## Begin Recorded data

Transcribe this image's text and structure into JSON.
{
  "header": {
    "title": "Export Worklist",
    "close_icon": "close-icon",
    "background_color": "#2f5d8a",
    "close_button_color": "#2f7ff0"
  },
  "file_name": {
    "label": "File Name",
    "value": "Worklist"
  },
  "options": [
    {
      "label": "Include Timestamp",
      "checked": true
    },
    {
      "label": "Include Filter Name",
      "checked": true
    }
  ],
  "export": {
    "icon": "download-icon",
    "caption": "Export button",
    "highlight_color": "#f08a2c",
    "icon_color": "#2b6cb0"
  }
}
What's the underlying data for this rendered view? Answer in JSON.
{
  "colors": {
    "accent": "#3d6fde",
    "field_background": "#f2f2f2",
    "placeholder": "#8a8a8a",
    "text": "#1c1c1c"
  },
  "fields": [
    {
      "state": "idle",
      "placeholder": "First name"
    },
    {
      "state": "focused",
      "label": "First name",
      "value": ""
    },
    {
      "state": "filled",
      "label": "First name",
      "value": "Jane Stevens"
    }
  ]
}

## End Recorded data

=== Exercise brief ===
Copy down every line of the entries containing the word "state".

=== Solution for this task ===
      "state": "idle",
      "state": "focused",
      "state": "filled",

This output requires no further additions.